▶ **AIM OF THE TASK**
Reproduce all of the data exactly.

***** EXERCISE INPUTS *****

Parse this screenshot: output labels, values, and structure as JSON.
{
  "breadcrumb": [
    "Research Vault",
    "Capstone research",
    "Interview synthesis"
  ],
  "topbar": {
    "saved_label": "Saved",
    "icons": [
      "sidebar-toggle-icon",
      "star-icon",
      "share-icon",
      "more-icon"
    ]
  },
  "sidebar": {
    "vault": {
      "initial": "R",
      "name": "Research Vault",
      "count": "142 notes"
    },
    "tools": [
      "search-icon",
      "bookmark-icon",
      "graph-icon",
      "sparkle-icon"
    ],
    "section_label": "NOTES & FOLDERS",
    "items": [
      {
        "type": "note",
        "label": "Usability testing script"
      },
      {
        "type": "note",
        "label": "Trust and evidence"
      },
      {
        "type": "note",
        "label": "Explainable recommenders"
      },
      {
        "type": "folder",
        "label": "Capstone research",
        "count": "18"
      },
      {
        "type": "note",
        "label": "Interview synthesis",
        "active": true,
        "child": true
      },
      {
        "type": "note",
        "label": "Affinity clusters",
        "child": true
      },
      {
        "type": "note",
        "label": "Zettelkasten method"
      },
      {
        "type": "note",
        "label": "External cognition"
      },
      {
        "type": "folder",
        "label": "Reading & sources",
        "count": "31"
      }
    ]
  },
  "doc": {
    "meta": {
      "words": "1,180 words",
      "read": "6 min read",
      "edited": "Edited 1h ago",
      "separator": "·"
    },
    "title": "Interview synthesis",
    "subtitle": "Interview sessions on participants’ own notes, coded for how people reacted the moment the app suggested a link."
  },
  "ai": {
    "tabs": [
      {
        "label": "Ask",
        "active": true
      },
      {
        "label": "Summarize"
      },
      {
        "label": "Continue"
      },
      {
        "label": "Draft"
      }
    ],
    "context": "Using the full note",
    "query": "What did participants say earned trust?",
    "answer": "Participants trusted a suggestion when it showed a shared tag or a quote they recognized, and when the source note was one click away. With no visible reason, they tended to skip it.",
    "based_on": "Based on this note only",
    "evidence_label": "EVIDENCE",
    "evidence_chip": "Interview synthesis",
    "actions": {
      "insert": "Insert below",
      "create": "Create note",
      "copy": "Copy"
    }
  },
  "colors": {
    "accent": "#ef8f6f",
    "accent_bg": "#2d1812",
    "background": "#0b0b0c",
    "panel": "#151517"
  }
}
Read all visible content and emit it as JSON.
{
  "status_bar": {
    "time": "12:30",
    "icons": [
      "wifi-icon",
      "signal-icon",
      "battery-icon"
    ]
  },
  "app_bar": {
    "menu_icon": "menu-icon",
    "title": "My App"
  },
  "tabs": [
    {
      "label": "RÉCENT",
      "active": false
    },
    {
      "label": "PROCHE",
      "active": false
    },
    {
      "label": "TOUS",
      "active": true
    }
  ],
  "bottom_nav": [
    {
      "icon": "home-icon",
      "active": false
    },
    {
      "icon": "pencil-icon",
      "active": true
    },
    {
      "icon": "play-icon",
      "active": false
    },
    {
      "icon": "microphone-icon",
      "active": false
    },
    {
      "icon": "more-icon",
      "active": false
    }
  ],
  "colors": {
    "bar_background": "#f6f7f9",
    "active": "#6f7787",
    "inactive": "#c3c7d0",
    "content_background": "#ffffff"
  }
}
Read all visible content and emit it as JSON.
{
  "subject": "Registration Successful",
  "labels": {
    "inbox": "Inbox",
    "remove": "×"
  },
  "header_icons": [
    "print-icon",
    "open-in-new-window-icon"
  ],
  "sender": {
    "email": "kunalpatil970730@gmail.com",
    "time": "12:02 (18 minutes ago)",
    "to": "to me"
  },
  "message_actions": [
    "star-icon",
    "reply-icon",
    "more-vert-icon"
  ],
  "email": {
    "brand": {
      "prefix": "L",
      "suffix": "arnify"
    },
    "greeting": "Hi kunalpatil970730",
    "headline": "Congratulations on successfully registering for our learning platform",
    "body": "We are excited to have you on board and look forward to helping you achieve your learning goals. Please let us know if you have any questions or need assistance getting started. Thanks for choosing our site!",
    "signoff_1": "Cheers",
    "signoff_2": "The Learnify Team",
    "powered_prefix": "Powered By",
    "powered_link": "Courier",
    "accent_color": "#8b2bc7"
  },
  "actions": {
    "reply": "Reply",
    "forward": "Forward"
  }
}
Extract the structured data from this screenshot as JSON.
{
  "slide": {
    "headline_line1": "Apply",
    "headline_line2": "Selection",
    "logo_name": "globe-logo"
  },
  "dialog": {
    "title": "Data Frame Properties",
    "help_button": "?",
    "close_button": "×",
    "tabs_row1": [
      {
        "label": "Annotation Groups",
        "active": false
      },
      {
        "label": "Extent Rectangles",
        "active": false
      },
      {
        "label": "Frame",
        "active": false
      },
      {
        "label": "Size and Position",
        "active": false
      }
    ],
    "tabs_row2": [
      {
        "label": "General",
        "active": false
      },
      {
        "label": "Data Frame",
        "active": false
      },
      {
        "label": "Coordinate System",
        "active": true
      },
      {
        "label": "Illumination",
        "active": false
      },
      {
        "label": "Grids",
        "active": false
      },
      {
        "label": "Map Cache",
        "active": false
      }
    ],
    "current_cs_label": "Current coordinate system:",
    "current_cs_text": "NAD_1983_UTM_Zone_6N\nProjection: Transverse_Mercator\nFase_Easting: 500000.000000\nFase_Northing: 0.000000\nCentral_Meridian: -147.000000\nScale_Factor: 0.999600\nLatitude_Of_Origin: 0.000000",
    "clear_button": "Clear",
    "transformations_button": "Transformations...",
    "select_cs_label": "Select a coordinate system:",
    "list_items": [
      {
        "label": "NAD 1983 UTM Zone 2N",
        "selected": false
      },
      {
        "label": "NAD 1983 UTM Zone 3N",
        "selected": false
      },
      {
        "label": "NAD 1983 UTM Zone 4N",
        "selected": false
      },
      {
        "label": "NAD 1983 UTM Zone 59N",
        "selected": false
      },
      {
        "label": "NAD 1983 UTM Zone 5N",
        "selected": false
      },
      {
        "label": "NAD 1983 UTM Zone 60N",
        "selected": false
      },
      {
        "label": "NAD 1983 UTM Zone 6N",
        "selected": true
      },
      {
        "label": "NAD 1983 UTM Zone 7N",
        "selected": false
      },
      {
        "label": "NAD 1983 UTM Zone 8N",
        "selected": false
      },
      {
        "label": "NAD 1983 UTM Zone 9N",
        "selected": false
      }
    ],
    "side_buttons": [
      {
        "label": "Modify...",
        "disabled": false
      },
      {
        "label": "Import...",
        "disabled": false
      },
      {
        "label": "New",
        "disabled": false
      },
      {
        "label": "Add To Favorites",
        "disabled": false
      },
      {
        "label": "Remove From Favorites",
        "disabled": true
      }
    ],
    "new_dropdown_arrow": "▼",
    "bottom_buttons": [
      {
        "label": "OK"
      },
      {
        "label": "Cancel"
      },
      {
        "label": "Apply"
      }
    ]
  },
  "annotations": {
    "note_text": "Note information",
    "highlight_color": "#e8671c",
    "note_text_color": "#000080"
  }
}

*****

▶ **SOLUTION TO THIS TASK**
Parse this screenshot: output labels, values, and structure as JSON.
{
  "breadcrumb": [
    "Research Vault",
    "Capstone research",
    "Interview synthesis"
  ],
  "topbar": {
    "saved_label": "Saved",
    "icons": [
      "sidebar-toggle-icon",
      "star-icon",
      "share-icon",
      "more-icon"
    ]
  },
  "sidebar": {
    "vault": {
      "initial": "R",
      "name": "Research Vault",
      "count": "142 notes"
    },
    "tools": [
      "search-icon",
      "bookmark-icon",
      "graph-icon",
      "sparkle-icon"
    ],
    "section_label": "NOTES & FOLDERS",
    "items": [
      {
        "type": "note",
        "label": "Usability testing script"
      },
      {
        "type": "note",
        "label": "Trust and evidence"
      },
      {
        "type": "note",
        "label": "Explainable recommenders"
      },
      {
        "type": "folder",
        "label": "Capstone research",
        "count": "18"
      },
      {
        "type": "note",
        "label": "Interview synthesis",
        "active": true,
        "child": true
      },
      {
        "type": "note",
        "label": "Affinity clusters",
        "child": true
      },
      {
        "type": "note",
        "label": "Zettelkasten method"
      },
      {
        "type": "note",
        "label": "External cognition"
      },
      {
        "type": "folder",
        "label": "Reading & sources",
        "count": "31"
      }
    ]
  },
  "doc": {
    "meta": {
      "words": "1,180 words",
      "read": "6 min read",
      "edited": "Edited 1h ago",
      "separator": "·"
    },
    "title": "Interview synthesis",
    "subtitle": "Interview sessions on participants’ own notes, coded for how people reacted the moment the app suggested a link."
  },
  "ai": {
    "tabs": [
      {
        "label": "Ask",
        "active": true
      },
      {
        "label": "Summarize"
      },
      {
        "label": "Continue"
      },
      {
        "label": "Draft"
      }
    ],
    "context": "Using the full note",
    "query": "What did participants say earned trust?",
    "answer": "Participants trusted a suggestion when it showed a shared tag or a quote they recognized, and when the source note was one click away. With no visible reason, they tended to skip it.",
    "based_on": "Based on this note only",
    "evidence_label": "EVIDENCE",
    "evidence_chip": "Interview synthesis",
    "actions": {
      "insert": "Insert below",
      "create": "Create note",
      "copy": "Copy"
    }
  },
  "colors": {
    "accent": "#ef8f6f",
    "accent_bg": "#2d1812",
    "background": "#0b0b0c",
    "panel": "#151517"
  }
}
Read all visible content and emit it as JSON.
{
  "status_bar": {
    "time": "12:30",
    "icons": [
      "wifi-icon",
      "signal-icon",
      "battery-icon"
    ]
  },
  "app_bar": {
    "menu_icon": "menu-icon",
    "title": "My App"
  },
  "tabs": [
    {
      "label": "RÉCENT",
      "active": false
    },
    {
      "label": "PROCHE",
      "active": false
    },
    {
      "label": "TOUS",
      "active": true
    }
  ],
  "bottom_nav": [
    {
      "icon": "home-icon",
      "active": false
    },
    {
      "icon": "pencil-icon",
      "active": true
    },
    {
      "icon": "play-icon",
      "active": false
    },
    {
      "icon": "microphone-icon",
      "active": false
    },
    {
      "icon": "more-icon",
      "active": false
    }
  ],
  "colors": {
    "bar_background": "#f6f7f9",
    "active": "#6f7787",
    "inactive": "#c3c7d0",
    "content_background": "#ffffff"
  }
}
Read all visible content and emit it as JSON.
{
  "subject": "Registration Successful",
  "labels": {
    "inbox": "Inbox",
    "remove": "×"
  },
  "header_icons": [
    "print-icon",
    "open-in-new-window-icon"
  ],
  "sender": {
    "email": "kunalpatil970730@gmail.com",
    "time": "12:02 (18 minutes ago)",
    "to": "to me"
  },
  "message_actions": [
    "star-icon",
    "reply-icon",
    "more-vert-icon"
  ],
  "email": {
    "brand": {
      "prefix": "L",
      "suffix": "arnify"
    },
    "greeting": "Hi kunalpatil970730",
    "headline": "Congratulations on successfully registering for our learning platform",
    "body": "We are excited to have you on board and look forward to helping you achieve your learning goals. Please let us know if you have any questions or need assistance getting started. Thanks for choosing our site!",
    "signoff_1": "Cheers",
    "signoff_2": "The Learnify Team",
    "powered_prefix": "Powered By",
    "powered_link": "Courier",
    "accent_color": "#8b2bc7"
  },
  "actions": {
    "reply": "Reply",
    "forward": "Forward"
  }
}
Extract the structured data from this screenshot as JSON.
{
  "slide": {
    "headline_line1": "Apply",
    "headline_line2": "Selection",
    "logo_name": "globe-logo"
  },
  "dialog": {
    "title": "Data Frame Properties",
    "help_button": "?",
    "close_button": "×",
    "tabs_row1": [
      {
        "label": "Annotation Groups",
        "active": false
      },
      {
        "label": "Extent Rectangles",
        "active": false
      },
      {
        "label": "Frame",
        "active": false
      },
      {
        "label": "Size and Position",
        "active": false
      }
    ],
    "tabs_row2": [
      {
        "label": "General",
        "active": false
      },
      {
        "label": "Data Frame",
        "active": false
      },
      {
        "label": "Coordinate System",
        "active": true
      },
      {
        "label": "Illumination",
        "active": false
      },
      {
        "label": "Grids",
        "active": false
      },
      {
        "label": "Map Cache",
        "active": false
      }
    ],
    "current_cs_label": "Current coordinate system:",
    "current_cs_text": "NAD_1983_UTM_Zone_6N\nProjection: Transverse_Mercator\nFase_Easting: 500000.000000\nFase_Northing: 0.000000\nCentral_Meridian: -147.000000\nScale_Factor: 0.999600\nLatitude_Of_Origin: 0.000000",
    "clear_button": "Clear",
    "transformations_button": "Transformations...",
    "select_cs_label": "Select a coordinate system:",
    "list_items": [
      {
        "label": "NAD 1983 UTM Zone 2N",
        "selected": false
      },
      {
        "label": "NAD 1983 UTM Zone 3N",
        "selected": false
      },
      {
        "label": "NAD 1983 UTM Zone 4N",
        "selected": false
      },
      {
        "label": "NAD 1983 UTM Zone 59N",
        "selected": false
      },
      {
        "label": "NAD 1983 UTM Zone 5N",
        "selected": false
      },
      {
        "label": "NAD 1983 UTM Zone 60N",
        "selected": false
      },
      {
        "label": "NAD 1983 UTM Zone 6N",
        "selected": true
      },
      {
        "label": "NAD 1983 UTM Zone 7N",
        "selected": false
      },
      {
        "label": "NAD 1983 UTM Zone 8N",
        "selected": false
      },
      {
        "label": "NAD 1983 UTM Zone 9N",
        "selected": false
      }
    ],
    "side_buttons": [
      {
        "label": "Modify...",
        "disabled": false
      },
      {
        "label": "Import...",
        "disabled": false
      },
      {
        "label": "New",
        "disabled": false
      },
      {
        "label": "Add To Favorites",
        "disabled": false
      },
      {
        "label": "Remove From Favorites",
        "disabled": true
      }
    ],
    "new_dropdown_arrow": "▼",
    "bottom_buttons": [
      {
        "label": "OK"
      },
      {
        "label": "Cancel"
      },
      {
        "label": "Apply"
      }
    ]
  },
  "annotations": {
    "note_text": "Note information",
    "highlight_color": "#e8671c",
    "note_text_color": "#000080"
  }
}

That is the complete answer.